## What you have to do
Reproduce the complete listing without any deviation.

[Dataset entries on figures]
######

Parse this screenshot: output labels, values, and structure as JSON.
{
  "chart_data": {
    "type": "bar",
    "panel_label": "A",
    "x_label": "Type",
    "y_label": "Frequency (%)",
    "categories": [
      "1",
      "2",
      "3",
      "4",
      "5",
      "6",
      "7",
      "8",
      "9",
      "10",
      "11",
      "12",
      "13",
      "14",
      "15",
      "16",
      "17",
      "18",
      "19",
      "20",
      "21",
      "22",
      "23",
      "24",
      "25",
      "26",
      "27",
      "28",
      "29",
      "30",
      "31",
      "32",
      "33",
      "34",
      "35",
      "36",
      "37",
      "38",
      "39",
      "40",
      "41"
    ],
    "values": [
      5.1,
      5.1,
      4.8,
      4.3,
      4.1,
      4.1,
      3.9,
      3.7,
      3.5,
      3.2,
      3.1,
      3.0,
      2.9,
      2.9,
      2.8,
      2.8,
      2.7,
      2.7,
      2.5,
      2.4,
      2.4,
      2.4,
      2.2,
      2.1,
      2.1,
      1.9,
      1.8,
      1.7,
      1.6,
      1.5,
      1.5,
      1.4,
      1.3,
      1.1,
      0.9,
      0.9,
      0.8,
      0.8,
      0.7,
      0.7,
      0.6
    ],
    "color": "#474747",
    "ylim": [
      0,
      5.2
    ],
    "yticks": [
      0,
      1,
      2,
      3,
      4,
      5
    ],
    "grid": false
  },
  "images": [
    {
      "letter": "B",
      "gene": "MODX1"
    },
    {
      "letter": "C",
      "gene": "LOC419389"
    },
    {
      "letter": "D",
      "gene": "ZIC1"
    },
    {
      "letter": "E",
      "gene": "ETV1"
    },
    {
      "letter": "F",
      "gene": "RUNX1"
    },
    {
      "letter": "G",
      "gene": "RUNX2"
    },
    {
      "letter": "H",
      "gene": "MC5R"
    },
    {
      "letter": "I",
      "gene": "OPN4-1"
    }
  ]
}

######

## Output
Parse this screenshot: output labels, values, and structure as JSON.
{
  "chart_data": {
    "type": "bar",
    "panel_label": "A",
    "x_label": "Type",
    "y_label": "Frequency (%)",
    "categories": [
      "1",
      "2",
      "3",
      "4",
      "5",
      "6",
      "7",
      "8",
      "9",
      "10",
      "11",
      "12",
      "13",
      "14",
      "15",
      "16",
      "17",
      "18",
      "19",
      "20",
      "21",
      "22",
      "23",
      "24",
      "25",
      "26",
      "27",
      "28",
      "29",
      "30",
      "31",
      "32",
      "33",
      "34",
      "35",
      "36",
      "37",
      "38",
      "39",
      "40",
      "41"
    ],
    "values": [
      5.1,
      5.1,
      4.8,
      4.3,
      4.1,
      4.1,
      3.9,
      3.7,
      3.5,
      3.2,
      3.1,
      3.0,
      2.9,
      2.9,
      2.8,
      2.8,
      2.7,
      2.7,
      2.5,
      2.4,
      2.4,
      2.4,
      2.2,
      2.1,
      2.1,
      1.9,
      1.8,
      1.7,
      1.6,
      1.5,
      1.5,
      1.4,
      1.3,
      1.1,
      0.9,
      0.9,
      0.8,
      0.8,
      0.7,
      0.7,
      0.6
    ],
    "color": "#474747",
    "ylim": [
      0,
      5.2
    ],
    "yticks": [
      0,
      1,
      2,
      3,
      4,
      5
    ],
    "grid": false
  },
  "images": [
    {
      "letter": "B",
      "gene": "MODX1"
    },
    {
      "letter": "C",
      "gene": "LOC419389"
    },
    {
      "letter": "D",
      "gene": "ZIC1"
    },
    {
      "letter": "E",
      "gene": "ETV1"
    },
    {
      "letter": "F",
      "gene": "RUNX1"
    },
    {
      "letter": "G",
      "gene": "RUNX2"
    },
    {
      "letter": "H",
      "gene": "MC5R"
    },
    {
      "letter": "I",
      "gene": "OPN4-1"
    }
  ]
}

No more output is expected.